→ What is needed
Copy every line of the records below where the word "found" occurs.

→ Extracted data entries
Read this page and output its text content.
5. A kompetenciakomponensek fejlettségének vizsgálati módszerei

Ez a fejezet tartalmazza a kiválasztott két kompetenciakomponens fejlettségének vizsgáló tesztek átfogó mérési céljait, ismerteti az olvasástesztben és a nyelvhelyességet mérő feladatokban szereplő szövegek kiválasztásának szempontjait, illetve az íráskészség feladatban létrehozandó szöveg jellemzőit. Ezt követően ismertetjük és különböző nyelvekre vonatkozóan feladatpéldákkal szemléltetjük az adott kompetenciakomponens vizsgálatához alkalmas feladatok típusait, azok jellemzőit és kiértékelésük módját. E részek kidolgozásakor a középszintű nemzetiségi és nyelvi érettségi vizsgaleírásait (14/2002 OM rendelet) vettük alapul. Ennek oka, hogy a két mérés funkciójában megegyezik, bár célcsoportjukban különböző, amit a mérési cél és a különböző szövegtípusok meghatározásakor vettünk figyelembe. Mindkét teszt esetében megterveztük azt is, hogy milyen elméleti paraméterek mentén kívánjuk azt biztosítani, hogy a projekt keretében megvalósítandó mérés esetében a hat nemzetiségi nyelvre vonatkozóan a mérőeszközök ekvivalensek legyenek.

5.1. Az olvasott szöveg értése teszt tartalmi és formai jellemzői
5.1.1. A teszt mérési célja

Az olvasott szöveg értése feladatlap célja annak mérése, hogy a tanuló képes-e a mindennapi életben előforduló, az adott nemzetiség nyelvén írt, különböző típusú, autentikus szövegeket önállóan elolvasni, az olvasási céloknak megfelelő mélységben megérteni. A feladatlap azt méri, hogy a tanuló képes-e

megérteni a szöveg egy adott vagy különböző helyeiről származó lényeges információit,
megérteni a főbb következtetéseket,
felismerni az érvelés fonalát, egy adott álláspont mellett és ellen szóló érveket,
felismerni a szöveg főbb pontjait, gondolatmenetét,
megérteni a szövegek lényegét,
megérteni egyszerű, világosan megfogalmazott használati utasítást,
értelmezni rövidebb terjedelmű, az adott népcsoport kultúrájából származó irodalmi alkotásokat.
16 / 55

==

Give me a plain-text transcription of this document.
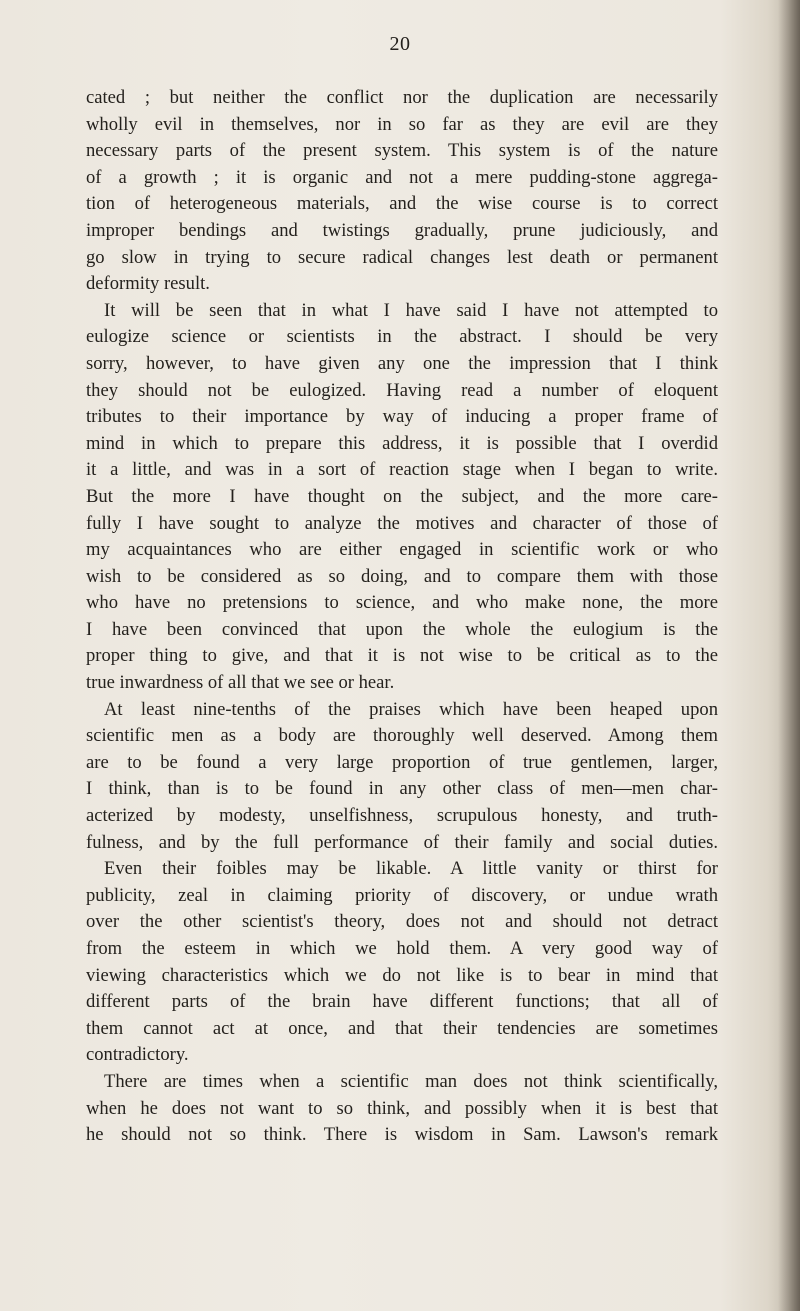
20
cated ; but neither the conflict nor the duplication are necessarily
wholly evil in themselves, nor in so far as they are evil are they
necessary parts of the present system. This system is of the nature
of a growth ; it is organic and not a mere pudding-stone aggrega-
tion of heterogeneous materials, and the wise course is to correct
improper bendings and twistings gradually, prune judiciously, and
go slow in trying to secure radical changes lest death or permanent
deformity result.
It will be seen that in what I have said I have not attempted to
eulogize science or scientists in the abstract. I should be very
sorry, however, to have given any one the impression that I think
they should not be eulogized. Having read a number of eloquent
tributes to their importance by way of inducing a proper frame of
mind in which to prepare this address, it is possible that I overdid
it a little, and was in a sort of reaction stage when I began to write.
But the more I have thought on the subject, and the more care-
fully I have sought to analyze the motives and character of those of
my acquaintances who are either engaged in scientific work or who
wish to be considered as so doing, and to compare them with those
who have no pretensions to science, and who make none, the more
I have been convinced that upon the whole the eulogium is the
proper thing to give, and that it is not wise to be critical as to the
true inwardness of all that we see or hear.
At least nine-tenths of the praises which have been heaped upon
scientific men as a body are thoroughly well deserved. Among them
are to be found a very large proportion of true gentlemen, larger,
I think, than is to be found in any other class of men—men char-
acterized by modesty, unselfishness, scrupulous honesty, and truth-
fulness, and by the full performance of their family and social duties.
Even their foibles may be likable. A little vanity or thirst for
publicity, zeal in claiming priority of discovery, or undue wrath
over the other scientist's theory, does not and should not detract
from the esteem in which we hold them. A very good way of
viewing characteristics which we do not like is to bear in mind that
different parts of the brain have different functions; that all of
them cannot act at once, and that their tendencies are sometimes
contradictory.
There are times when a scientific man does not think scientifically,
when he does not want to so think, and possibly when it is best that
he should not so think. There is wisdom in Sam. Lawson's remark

→ Finished answer
are to be found a very large proportion of true gentlemen, larger,
I think, than is to be found in any other class of men—men char-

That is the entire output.